- [Directive]
Below, find each line holding "image" and state how many there are, using the number alone.

[Start Records for the task]

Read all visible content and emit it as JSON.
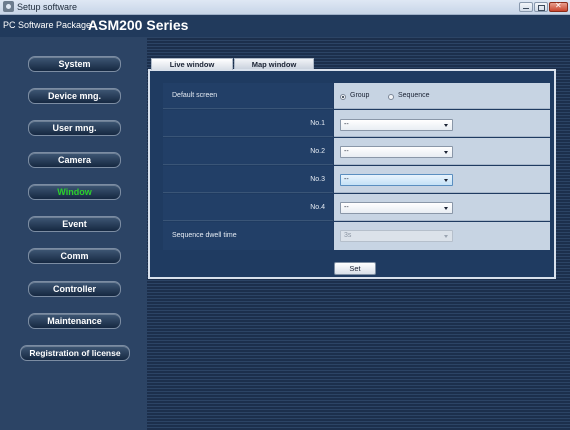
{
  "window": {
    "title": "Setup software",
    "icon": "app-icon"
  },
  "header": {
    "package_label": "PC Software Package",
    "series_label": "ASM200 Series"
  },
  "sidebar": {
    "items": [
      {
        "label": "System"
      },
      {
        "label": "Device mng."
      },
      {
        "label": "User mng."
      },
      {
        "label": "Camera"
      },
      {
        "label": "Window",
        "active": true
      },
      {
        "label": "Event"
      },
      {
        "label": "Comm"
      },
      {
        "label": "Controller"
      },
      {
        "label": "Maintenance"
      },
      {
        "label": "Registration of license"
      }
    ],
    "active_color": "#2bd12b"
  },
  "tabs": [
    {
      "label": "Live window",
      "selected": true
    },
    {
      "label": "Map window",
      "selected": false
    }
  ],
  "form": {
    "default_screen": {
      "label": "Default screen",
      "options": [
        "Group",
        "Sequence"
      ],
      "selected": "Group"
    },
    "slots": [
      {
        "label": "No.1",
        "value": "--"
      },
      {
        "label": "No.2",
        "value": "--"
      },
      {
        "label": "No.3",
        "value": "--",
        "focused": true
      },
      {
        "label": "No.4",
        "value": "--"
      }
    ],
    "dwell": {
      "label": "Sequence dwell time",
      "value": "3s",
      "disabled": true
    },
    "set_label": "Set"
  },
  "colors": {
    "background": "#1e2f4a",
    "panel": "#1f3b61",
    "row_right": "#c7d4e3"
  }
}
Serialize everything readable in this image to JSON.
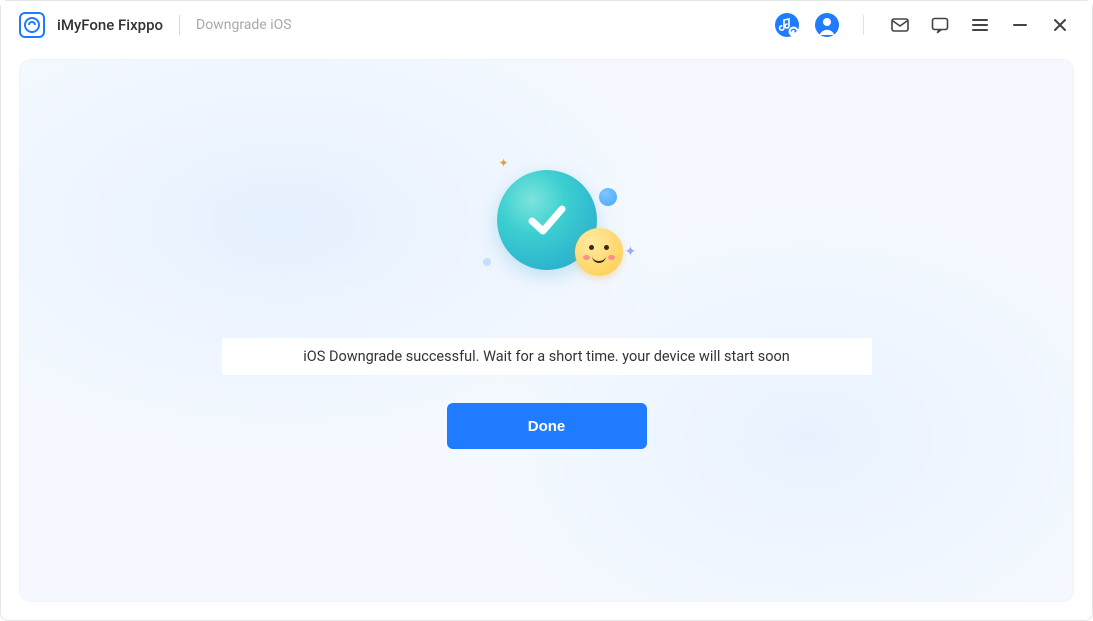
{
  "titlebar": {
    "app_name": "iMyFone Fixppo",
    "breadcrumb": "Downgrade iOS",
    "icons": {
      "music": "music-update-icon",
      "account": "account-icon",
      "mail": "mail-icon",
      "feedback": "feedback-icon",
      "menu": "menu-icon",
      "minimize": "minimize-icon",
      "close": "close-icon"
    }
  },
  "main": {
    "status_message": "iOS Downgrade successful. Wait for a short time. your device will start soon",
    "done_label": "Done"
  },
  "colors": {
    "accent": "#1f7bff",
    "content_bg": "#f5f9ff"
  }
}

[End Records for the task]
[Start Records for the task]

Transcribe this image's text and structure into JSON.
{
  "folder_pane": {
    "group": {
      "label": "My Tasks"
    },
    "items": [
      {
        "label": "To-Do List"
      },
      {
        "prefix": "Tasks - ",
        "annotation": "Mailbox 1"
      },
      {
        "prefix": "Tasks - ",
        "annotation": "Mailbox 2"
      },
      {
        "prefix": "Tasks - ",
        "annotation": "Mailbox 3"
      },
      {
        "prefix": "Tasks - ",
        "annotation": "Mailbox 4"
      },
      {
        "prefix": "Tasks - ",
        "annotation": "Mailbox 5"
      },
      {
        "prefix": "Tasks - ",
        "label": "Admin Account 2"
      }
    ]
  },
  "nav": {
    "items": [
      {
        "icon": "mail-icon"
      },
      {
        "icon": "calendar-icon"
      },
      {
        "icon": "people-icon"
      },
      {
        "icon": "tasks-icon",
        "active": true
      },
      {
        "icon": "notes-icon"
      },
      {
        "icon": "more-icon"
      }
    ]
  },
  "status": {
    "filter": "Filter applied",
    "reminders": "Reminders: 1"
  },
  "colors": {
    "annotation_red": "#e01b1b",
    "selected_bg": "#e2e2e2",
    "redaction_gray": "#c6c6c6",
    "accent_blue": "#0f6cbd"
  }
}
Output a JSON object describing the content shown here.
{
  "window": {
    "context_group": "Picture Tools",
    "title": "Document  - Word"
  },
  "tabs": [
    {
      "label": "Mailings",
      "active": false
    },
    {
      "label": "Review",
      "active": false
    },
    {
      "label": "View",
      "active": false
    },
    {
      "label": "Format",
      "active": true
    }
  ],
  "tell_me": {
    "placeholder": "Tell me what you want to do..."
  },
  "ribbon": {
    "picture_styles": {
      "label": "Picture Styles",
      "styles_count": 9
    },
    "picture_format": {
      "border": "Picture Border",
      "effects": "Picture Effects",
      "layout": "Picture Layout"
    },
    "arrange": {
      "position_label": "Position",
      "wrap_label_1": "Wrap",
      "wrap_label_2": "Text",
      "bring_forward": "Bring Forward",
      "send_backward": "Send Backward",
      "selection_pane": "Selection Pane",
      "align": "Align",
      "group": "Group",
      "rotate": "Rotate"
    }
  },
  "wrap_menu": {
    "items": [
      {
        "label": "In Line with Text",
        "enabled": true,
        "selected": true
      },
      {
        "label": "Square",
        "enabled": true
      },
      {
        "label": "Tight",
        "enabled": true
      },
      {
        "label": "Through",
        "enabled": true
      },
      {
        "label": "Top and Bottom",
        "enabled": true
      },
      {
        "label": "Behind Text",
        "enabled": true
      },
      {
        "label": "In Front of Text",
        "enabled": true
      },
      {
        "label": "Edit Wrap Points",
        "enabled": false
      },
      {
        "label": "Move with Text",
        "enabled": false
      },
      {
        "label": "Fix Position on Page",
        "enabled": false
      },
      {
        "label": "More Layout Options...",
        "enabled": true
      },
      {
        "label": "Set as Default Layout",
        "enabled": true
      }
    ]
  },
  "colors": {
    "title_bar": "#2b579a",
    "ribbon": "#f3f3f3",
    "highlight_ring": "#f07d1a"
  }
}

[End Records for the task]

- [Solved exercise]
2